* [REQUIREMENT 1]
According to the pendulum text, what is the period of a simple pendulum proportional to?
* [REQUIREMENT 2]
Continue the pendulum text from the point where it stops.

* [TEXT]
· · · · · · ·

Let's break down this pendulum problem:

a. Derive the Scaling Law for the Pendulum

The period (T) of a simple pendulum is given by:

  T = 2π√(L/g)

where:

  • T is the period (time for one complete oscillation)

  • L is the length of the pendulum

  • g is the acceleration due to gravity (assumed constant)

We want to find how the period (T) scales with the length (L).

Let's rewrite the equation to isolate the length dependence:

T = 2π * (L/g)^(1/2)

T = 2π * (1/√g) * L^(1/2)

Since 2π and g are constants, we can write:

T ∝ √L

This is the scaling law for the pendulum: The period (T) is proportional to the square root of the length (L).

b. How much would the period of the pendulum change when you decrease the characteristic dimension (length) by a factor of 10?

· · · · · · ·

* [MATERIAL SUPPLIED]
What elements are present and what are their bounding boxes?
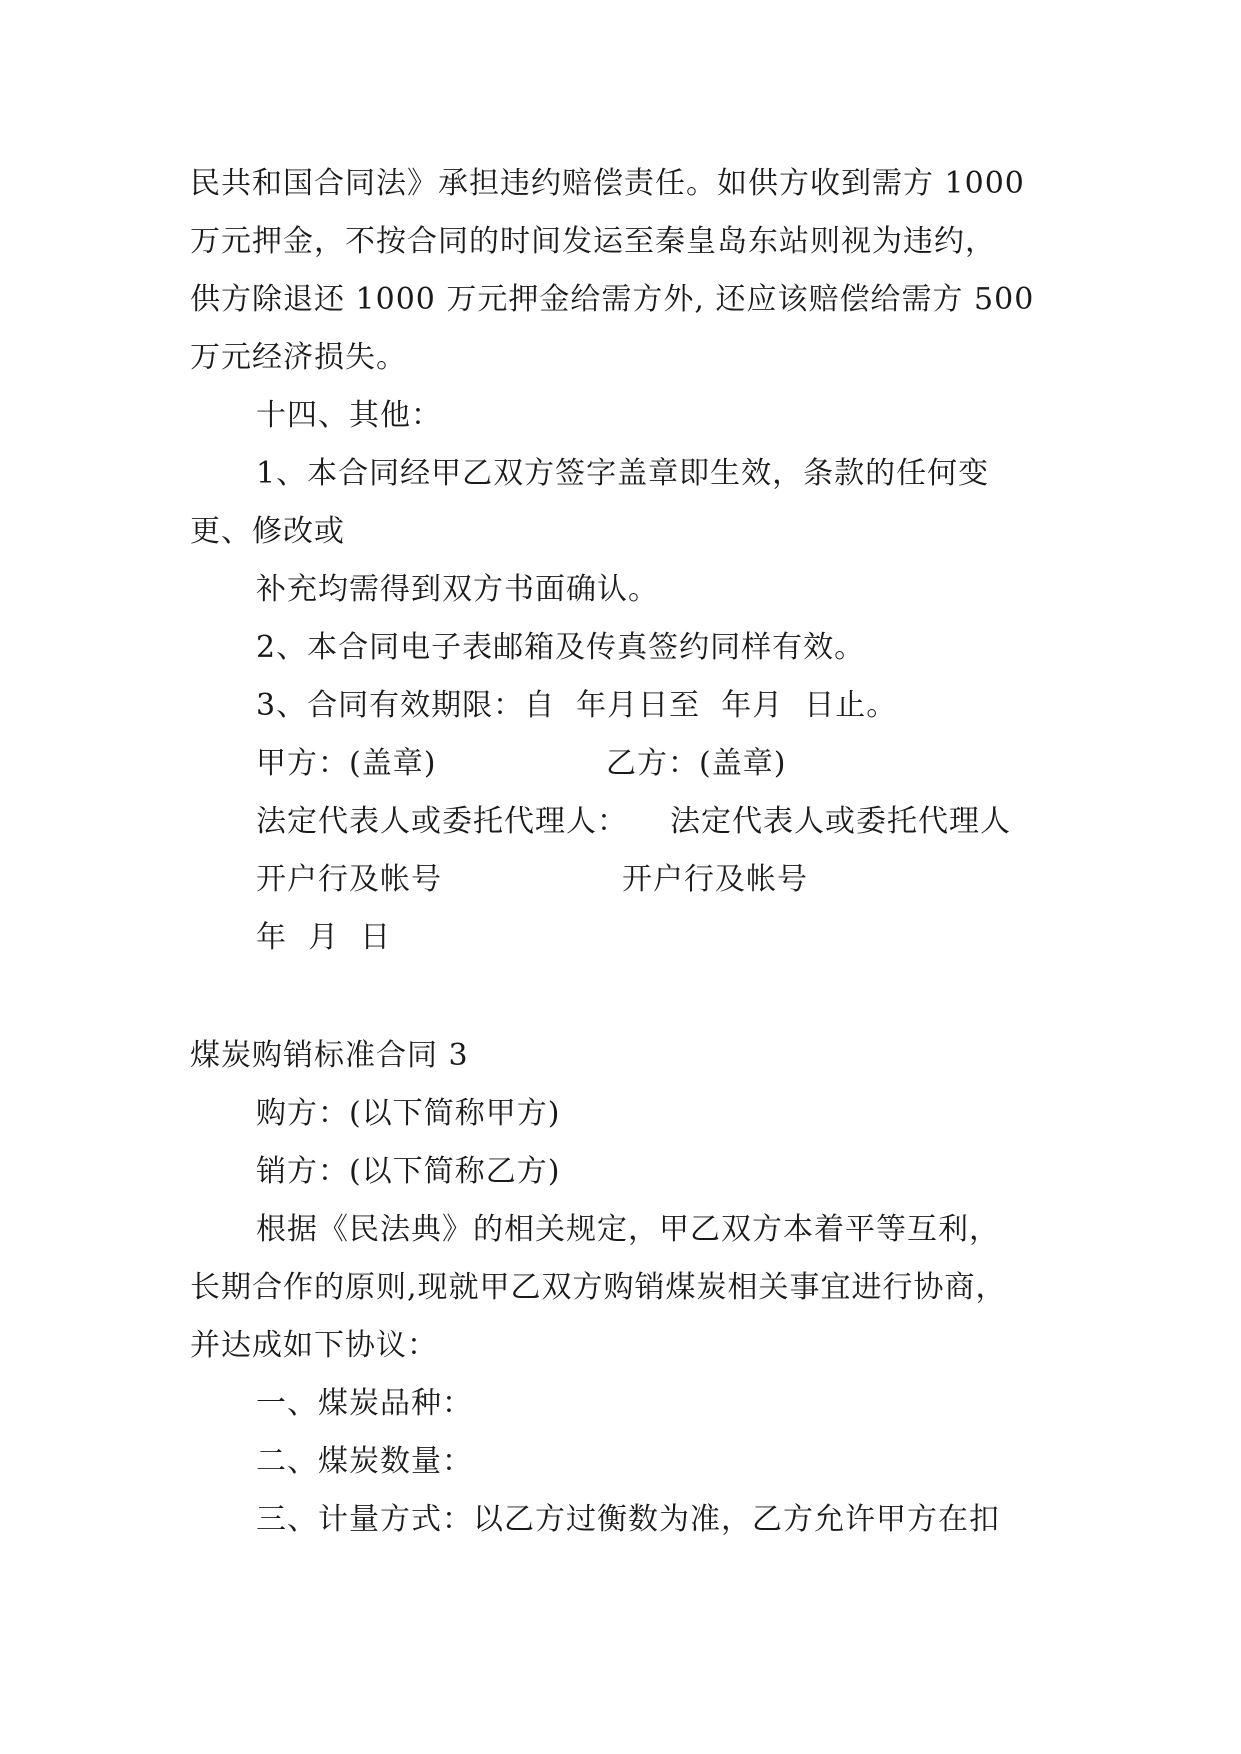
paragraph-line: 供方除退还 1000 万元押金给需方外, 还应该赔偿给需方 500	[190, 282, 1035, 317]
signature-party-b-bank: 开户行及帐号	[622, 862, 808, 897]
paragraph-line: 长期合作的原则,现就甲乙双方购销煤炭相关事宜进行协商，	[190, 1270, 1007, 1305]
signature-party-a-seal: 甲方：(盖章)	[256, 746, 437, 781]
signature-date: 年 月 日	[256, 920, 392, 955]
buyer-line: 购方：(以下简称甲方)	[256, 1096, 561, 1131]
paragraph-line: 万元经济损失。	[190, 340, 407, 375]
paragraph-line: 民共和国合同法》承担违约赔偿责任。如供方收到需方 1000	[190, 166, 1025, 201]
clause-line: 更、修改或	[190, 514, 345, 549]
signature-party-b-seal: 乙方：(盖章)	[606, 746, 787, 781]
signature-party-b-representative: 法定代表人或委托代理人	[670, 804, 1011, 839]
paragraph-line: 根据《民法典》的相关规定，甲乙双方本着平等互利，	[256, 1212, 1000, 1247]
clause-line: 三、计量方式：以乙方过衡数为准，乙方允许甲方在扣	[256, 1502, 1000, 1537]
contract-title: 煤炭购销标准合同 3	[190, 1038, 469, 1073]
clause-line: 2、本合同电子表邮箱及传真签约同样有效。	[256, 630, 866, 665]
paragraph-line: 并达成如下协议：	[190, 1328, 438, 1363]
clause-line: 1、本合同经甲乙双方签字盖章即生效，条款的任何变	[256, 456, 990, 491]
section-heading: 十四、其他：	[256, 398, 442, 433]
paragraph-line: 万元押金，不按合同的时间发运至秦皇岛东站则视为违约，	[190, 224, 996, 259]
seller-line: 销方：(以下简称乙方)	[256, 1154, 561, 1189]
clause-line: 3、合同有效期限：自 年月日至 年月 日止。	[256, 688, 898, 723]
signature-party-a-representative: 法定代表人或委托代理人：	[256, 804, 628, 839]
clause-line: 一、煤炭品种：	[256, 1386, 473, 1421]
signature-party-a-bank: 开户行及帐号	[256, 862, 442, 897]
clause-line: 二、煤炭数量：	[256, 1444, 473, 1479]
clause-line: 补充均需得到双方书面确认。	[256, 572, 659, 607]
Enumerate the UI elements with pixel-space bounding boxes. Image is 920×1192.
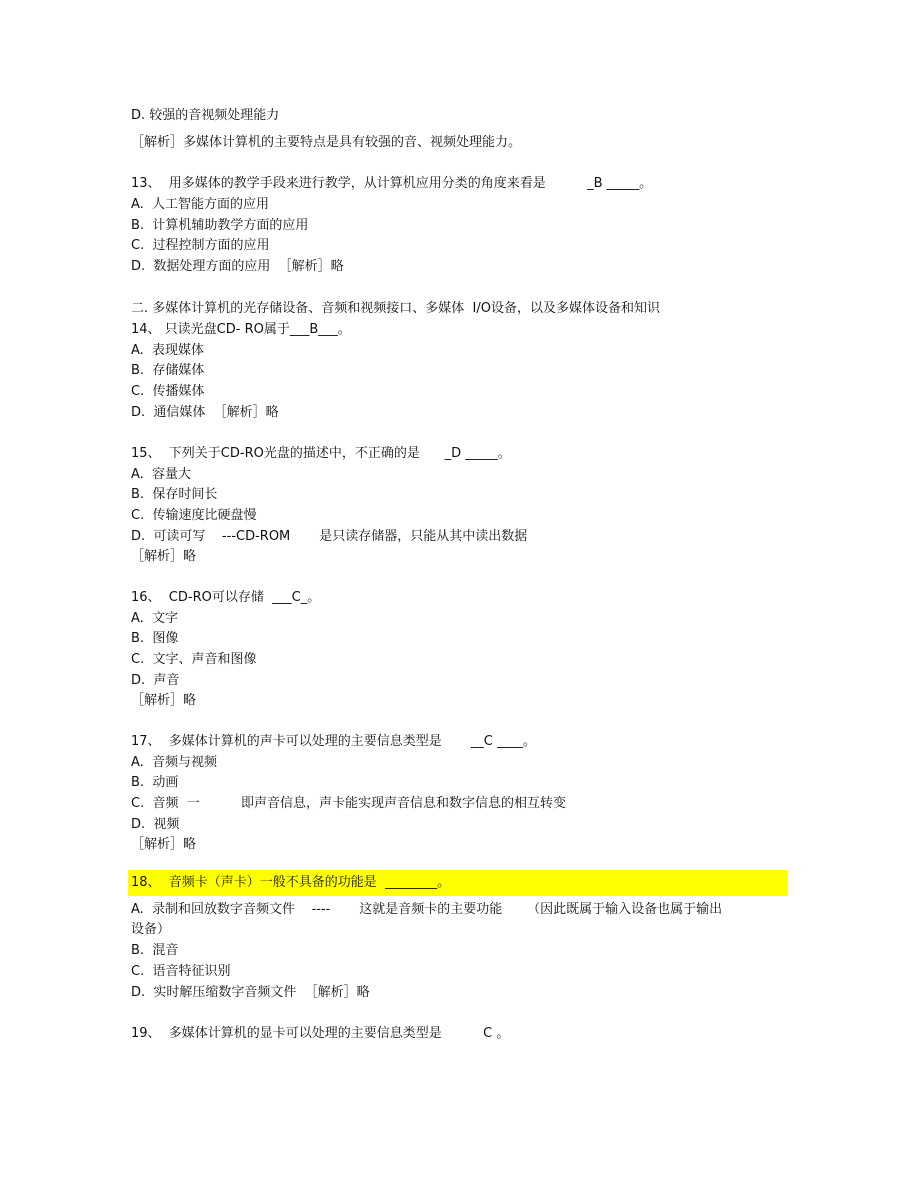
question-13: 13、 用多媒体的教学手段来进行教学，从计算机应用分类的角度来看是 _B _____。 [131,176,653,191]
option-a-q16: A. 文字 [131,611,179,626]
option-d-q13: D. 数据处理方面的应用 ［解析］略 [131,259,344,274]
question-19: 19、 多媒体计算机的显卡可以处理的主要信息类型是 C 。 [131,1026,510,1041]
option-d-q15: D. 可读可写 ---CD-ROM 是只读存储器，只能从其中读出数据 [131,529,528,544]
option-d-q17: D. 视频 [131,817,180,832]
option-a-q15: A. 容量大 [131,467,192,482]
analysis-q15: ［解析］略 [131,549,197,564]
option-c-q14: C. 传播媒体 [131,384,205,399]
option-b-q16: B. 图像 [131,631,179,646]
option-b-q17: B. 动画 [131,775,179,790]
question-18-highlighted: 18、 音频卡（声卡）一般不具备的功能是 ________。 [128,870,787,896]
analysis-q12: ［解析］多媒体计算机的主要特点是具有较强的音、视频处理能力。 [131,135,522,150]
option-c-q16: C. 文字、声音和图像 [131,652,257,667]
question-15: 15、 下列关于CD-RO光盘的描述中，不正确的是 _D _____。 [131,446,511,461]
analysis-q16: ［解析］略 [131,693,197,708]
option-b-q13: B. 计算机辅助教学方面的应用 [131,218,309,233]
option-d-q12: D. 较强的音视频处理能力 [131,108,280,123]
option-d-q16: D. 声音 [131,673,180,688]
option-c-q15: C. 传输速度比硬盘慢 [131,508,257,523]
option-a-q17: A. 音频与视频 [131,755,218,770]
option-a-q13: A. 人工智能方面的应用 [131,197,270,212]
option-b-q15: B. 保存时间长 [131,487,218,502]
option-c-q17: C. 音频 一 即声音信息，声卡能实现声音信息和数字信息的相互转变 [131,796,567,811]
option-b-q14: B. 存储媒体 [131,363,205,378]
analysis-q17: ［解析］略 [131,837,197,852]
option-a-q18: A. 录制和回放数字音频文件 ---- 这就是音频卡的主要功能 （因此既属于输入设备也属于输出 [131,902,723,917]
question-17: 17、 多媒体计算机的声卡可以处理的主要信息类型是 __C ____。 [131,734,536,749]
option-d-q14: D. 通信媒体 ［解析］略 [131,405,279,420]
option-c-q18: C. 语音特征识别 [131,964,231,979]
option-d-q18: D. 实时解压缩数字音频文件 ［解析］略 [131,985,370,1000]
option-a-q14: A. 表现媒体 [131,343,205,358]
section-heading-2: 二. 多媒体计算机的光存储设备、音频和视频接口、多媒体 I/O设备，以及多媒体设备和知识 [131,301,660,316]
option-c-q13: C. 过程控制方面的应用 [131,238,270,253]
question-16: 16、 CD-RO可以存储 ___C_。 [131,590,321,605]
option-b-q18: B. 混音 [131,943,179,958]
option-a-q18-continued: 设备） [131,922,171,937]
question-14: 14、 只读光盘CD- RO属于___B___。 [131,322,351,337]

· · · · · · ·

* [TASK RESULT 1]
The period is proportional to the square root of the length (L).

* [TASK RESULT 2]
Let's say the initial length is L₁. Then the initial period T₁ is:

T₁ = 2π√(L₁/g)

Now, we decrease the length by a factor of 10, so the new length L₂ is:

L₂ = L₁ / 10

The new period T₂ is:

T₂ = 2π√(L₂/g)

T₂ = 2π√((L₁/10) / g)

T₂ = 2π√(L₁ / (10g))

T₂ = 2π * √(L₁/g) / √10

T₂ = T₁ / √10

Therefore, the new period T₂ is the initial period T₁ divided by √10.

Calculate the change:

√10 ≈ 3.16

So, T₂ ≈ T₁ / 3.16

Answer:

The period of the pendulum would decrease by a factor of √10 (approximately 3.16) when the length is decreased by a factor of 10.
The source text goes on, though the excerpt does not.